** begin **

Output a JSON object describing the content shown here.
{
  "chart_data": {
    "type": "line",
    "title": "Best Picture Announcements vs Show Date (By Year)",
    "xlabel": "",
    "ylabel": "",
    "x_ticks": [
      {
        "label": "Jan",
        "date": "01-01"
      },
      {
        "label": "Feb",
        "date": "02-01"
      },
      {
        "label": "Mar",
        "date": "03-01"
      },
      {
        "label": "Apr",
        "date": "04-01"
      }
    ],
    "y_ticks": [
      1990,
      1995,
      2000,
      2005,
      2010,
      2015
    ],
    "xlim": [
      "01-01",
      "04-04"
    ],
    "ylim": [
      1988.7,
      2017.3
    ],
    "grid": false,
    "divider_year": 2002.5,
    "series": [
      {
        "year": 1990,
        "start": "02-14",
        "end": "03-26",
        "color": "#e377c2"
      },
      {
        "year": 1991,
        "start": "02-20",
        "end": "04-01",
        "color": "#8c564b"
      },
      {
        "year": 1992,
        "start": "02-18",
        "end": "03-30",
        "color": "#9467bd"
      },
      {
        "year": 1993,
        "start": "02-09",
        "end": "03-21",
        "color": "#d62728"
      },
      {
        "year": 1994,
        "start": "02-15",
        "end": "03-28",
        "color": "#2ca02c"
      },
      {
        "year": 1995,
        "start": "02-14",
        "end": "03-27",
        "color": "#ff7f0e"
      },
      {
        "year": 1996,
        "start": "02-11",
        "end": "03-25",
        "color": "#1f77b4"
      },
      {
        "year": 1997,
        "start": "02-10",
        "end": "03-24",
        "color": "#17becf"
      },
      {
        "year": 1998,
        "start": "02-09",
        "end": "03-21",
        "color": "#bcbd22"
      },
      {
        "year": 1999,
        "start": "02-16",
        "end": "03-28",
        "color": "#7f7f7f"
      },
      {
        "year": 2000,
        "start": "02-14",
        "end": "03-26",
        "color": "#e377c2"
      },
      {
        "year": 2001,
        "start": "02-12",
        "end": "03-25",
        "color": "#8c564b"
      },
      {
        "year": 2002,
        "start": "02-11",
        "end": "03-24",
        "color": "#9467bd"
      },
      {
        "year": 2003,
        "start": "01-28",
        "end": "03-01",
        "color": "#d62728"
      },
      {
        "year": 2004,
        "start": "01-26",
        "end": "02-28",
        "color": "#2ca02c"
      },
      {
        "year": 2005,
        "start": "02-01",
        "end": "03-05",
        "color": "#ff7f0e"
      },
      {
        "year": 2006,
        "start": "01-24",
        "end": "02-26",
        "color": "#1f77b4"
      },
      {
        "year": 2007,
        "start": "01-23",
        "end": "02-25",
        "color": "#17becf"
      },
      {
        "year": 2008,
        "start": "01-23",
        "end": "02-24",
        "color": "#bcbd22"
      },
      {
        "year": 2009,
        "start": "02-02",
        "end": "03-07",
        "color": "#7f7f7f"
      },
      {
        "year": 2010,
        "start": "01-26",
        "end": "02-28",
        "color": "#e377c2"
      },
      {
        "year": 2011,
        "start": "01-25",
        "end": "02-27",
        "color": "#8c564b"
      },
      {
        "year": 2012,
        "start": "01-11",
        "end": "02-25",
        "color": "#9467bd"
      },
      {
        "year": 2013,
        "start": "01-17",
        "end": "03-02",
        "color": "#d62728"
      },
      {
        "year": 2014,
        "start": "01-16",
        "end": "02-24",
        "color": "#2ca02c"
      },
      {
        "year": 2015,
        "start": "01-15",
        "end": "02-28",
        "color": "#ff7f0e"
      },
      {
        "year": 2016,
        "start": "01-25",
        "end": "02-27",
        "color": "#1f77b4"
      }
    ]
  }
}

** end **
** begin **

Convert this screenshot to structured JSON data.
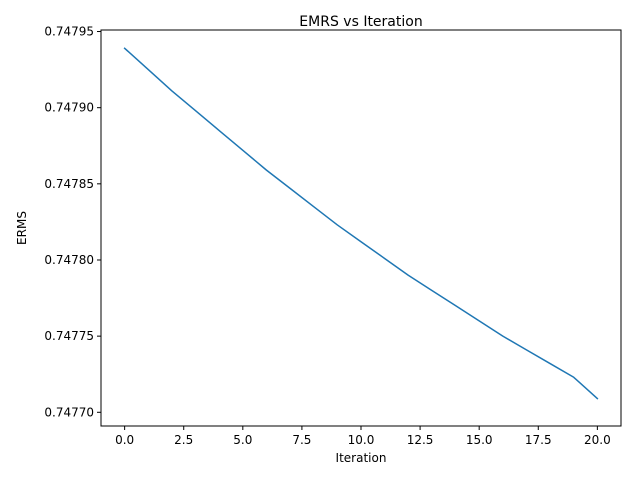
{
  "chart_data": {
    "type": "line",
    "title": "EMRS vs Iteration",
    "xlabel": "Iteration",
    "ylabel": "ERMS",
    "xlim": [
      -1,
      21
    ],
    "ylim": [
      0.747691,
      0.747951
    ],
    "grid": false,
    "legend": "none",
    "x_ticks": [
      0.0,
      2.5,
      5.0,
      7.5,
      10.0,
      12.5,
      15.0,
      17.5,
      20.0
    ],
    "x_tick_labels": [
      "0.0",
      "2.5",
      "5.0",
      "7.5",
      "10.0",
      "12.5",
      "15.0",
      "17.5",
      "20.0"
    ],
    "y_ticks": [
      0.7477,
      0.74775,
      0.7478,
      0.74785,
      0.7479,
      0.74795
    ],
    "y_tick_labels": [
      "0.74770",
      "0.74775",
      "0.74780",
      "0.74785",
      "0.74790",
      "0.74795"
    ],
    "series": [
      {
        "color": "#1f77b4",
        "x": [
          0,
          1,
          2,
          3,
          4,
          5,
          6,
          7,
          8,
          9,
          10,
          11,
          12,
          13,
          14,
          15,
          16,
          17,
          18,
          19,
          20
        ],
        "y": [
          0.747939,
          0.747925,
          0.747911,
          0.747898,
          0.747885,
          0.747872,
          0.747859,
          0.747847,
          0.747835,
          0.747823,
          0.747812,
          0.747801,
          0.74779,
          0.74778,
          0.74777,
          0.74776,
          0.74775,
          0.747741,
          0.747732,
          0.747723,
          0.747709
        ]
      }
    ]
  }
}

** end **

▶ [TASK DIRECTIONS] Copy out each line of the listing that holds "JSON".

▶ [ANSWER TO THIS PROBLEM]
Output a JSON object describing the content shown here.
Convert this screenshot to structured JSON data.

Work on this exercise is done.